GIVEN EXERCISE >> Repeat the records exactly. Every line must match.

--- start INFORMATION SHOWN ---

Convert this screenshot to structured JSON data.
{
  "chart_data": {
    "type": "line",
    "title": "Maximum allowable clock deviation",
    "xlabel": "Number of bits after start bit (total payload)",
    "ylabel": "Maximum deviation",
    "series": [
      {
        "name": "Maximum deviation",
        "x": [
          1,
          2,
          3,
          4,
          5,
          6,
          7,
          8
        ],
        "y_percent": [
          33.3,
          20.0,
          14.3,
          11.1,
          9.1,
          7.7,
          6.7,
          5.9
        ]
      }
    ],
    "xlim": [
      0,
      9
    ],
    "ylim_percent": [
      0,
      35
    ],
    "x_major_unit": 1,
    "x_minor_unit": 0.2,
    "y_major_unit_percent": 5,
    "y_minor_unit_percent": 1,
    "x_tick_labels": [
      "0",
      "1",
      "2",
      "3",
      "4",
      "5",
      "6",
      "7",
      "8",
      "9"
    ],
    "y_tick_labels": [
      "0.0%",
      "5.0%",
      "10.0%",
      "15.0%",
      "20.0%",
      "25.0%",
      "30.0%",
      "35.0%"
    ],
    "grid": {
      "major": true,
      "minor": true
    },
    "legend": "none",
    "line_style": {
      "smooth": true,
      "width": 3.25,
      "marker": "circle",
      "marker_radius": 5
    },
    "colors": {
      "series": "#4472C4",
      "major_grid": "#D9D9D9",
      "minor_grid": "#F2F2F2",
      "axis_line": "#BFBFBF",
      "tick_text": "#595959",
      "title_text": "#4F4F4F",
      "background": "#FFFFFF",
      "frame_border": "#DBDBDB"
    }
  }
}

--- end INFORMATION SHOWN ---

THE ANSWER >>
Convert this screenshot to structured JSON data.
{
  "chart_data": {
    "type": "line",
    "title": "Maximum allowable clock deviation",
    "xlabel": "Number of bits after start bit (total payload)",
    "ylabel": "Maximum deviation",
    "series": [
      {
        "name": "Maximum deviation",
        "x": [
          1,
          2,
          3,
          4,
          5,
          6,
          7,
          8
        ],
        "y_percent": [
          33.3,
          20.0,
          14.3,
          11.1,
          9.1,
          7.7,
          6.7,
          5.9
        ]
      }
    ],
    "xlim": [
      0,
      9
    ],
    "ylim_percent": [
      0,
      35
    ],
    "x_major_unit": 1,
    "x_minor_unit": 0.2,
    "y_major_unit_percent": 5,
    "y_minor_unit_percent": 1,
    "x_tick_labels": [
      "0",
      "1",
      "2",
      "3",
      "4",
      "5",
      "6",
      "7",
      "8",
      "9"
    ],
    "y_tick_labels": [
      "0.0%",
      "5.0%",
      "10.0%",
      "15.0%",
      "20.0%",
      "25.0%",
      "30.0%",
      "35.0%"
    ],
    "grid": {
      "major": true,
      "minor": true
    },
    "legend": "none",
    "line_style": {
      "smooth": true,
      "width": 3.25,
      "marker": "circle",
      "marker_radius": 5
    },
    "colors": {
      "series": "#4472C4",
      "major_grid": "#D9D9D9",
      "minor_grid": "#F2F2F2",
      "axis_line": "#BFBFBF",
      "tick_text": "#595959",
      "title_text": "#4F4F4F",
      "background": "#FFFFFF",
      "frame_border": "#DBDBDB"
    }
  }
}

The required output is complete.